▶ _Assigned task A_
Reproduce the part of the causal ML exercise text starting with "(c) Discuss the" and going on through "ML under interference.".
▶ _Assigned task B_
Pick up the causal ML exercise text where it stops and write what comes next.
[Opening Given text section]
Create a flowchart (or decision tree) for selecting a causal ML method based on: - Data source (RCT vs. observational) - Treatment balance (balanced vs. imbalanced) - Number of covariates ($p < 20$ vs. $p > 100$) - Desired output (rankings only vs. calibrated CATEs vs. constant ATE) - Interpretability requirement (black box OK vs. must explain to stakeholders)

For each terminal node of the flowchart, name the recommended method and cite the corresponding section of this chapter.


Exercise 19.23 (***)

EconML production pipeline.

Build a complete CATE estimation pipeline using EconML for the StreamRec data:

(a) Data preprocessing: handle the categorical variable subscription_tier and the cyclical variable hour_of_day.

(b) Model selection: fit LinearDML, SparseLinearDML, and CausalForestDML. Compare using the Qini coefficient on a held-out set.

(c) Policy construction: use SingleTreePolicyInterpreter to create a depth-3 targeting policy. Export the policy as a set of human-readable rules.

(d) Policy evaluation: estimate the expected value of the policy vs. treat-all and treat-none. Compute 95% confidence intervals for the policy value using bootstrap.


Exercise 19.24 (***)

The curse of dimensionality for CATEs.

(a) Generate data with $p = 50$ covariates but only 2 true effect modifiers. Fit a causal forest using all 50 covariates. How does the CATE RMSE compare to a causal forest using only the 2 true modifiers?

(b) Propose a two-stage approach: (i) use a variable importance method to select the top $k$ effect modifiers, (ii) fit a causal forest using only those $k$ variables. Implement this and compare with (a).

(c) Discuss the risk of this two-stage approach: could the variable selection step introduce bias? Under what conditions?


Exercise 19.25 (****)

Causal ML under interference.

Chapters 16 identified SUTVA violations in the StreamRec setting: recommending item $A$ to user $i$ affects the engagement with item $B$.

(a) Define the potential outcomes under interference: $Y_i(\mathbf{d})$ where $\mathbf{d}$ is the full recommendation vector for user $i$. Why is the CATE $\tau_j(x) = \mathbb{E}[Y(\mathbf{d}^{+j}) - Y(\mathbf{d}^{-j}) \mid X = x]$ well-defined only if we specify the "baseline" recommendations $\mathbf{d}^{-j}$?
[Closing Given text section]
[Opening Information provided section]
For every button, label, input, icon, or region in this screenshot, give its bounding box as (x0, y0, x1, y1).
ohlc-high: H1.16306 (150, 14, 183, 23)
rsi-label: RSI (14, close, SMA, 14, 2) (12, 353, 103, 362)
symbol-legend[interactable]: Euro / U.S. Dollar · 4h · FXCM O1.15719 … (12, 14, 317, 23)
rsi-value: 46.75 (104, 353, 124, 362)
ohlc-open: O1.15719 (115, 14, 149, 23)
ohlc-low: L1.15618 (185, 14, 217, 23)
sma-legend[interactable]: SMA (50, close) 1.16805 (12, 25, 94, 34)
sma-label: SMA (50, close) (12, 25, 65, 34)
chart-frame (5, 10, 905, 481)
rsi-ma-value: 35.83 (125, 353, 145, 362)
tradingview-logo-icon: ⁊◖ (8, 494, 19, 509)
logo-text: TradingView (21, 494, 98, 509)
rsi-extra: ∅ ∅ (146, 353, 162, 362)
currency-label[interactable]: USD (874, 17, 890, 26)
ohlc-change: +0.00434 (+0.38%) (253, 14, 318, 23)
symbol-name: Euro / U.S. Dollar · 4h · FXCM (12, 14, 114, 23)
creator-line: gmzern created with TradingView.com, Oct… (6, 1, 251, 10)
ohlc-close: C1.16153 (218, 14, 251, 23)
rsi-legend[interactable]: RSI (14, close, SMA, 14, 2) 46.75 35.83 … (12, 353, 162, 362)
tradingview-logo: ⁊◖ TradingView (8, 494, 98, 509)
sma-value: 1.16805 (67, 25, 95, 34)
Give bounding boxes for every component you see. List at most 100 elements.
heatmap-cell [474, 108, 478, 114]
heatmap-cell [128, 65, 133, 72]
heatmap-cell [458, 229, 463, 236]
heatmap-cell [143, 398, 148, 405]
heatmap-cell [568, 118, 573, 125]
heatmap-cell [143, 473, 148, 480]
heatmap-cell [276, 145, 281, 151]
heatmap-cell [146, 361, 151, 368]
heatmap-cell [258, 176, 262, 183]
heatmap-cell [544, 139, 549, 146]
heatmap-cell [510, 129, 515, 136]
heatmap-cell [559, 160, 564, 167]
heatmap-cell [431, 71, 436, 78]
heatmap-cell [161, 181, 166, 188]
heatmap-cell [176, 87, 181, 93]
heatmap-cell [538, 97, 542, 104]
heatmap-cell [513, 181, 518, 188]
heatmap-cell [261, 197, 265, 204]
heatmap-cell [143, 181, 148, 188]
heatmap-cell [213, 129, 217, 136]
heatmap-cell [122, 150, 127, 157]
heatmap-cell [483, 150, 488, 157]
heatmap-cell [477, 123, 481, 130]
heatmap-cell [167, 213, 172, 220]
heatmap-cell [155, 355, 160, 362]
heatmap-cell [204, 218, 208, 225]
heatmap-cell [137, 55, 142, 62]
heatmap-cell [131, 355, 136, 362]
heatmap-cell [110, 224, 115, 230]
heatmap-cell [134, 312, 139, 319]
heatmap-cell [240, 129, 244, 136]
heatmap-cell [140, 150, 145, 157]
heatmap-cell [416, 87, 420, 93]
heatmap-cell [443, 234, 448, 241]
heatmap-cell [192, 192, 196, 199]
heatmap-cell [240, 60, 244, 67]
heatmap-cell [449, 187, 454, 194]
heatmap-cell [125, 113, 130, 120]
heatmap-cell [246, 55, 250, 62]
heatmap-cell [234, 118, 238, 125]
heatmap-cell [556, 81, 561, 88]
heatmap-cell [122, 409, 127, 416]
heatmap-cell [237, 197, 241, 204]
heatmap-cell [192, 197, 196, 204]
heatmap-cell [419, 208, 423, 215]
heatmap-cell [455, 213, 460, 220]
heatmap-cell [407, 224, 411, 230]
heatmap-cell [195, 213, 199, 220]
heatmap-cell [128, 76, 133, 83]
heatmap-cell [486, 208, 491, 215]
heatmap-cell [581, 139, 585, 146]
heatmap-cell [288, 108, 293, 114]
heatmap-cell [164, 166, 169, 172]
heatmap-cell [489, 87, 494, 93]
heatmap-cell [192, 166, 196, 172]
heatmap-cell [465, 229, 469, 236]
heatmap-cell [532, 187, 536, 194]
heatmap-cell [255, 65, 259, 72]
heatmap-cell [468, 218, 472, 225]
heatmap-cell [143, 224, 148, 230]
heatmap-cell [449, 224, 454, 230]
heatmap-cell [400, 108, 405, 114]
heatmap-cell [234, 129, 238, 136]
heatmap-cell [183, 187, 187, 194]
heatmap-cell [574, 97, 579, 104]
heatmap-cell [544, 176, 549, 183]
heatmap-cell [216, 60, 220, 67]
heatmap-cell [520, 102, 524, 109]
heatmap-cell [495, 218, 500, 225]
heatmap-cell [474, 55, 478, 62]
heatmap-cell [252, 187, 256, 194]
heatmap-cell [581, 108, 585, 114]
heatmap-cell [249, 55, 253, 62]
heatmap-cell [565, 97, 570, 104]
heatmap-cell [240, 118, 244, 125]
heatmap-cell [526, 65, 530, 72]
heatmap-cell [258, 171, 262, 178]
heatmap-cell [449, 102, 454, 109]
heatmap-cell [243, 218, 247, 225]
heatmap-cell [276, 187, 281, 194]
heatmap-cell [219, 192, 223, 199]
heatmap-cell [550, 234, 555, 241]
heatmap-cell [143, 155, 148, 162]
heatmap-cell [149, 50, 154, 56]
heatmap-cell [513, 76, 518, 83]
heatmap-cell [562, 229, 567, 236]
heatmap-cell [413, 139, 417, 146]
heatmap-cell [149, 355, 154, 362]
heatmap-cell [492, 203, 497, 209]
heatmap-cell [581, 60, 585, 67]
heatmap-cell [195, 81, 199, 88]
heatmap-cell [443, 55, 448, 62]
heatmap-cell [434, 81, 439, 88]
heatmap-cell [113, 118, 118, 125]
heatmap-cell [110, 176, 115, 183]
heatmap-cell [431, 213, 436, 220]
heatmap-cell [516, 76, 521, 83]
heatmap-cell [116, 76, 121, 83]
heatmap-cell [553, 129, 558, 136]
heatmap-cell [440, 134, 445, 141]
[Closing Information provided section]
▶ _Task output A_
(c) Discuss the risk of this two-stage approach: could the variable selection step introduce bias? Under what conditions?


Exercise 19.25 (****)

Causal ML under interference.

▶ _Task output B_
(b) Propose an approach to estimate item-level CATEs that accounts for interference between items in the same recommendation slate. Consider the concept of "marginal CATE" — the effect of adding item $j$ to the slate, averaging over the other items.

(c) Discuss whether the meta-learner and causal forest methods from this chapter can be adapted to the interference setting, or whether fundamentally different methods are required.


Exercise 19.26 (****)

Connecting DML to semiparametric efficiency.

(a) State the semiparametric efficiency bound for the ATE in the partially linear model under conditional ignorability. How does it relate to the variance of the DML estimator?

(b) Show that the DML estimator using the efficient influence function achieves this bound (is semiparametrically efficient).

(c) Under what conditions does the causal forest also achieve semiparametric efficiency for the CATE? Discuss the role of honest estimation and the bias-variance tradeoff in achieving the optimal rate.


Exercise 19.27 (**)

Cross-fitting sensitivity.

(a) Implement the DML estimator with $K = 2$ cross-fitting folds. Run it 100 times with different random splits. Plot the distribution of $\hat{\theta}$.

(b) Repeat with $K = 5$ and $K = 10$. How does the variability across random splits change with $K$?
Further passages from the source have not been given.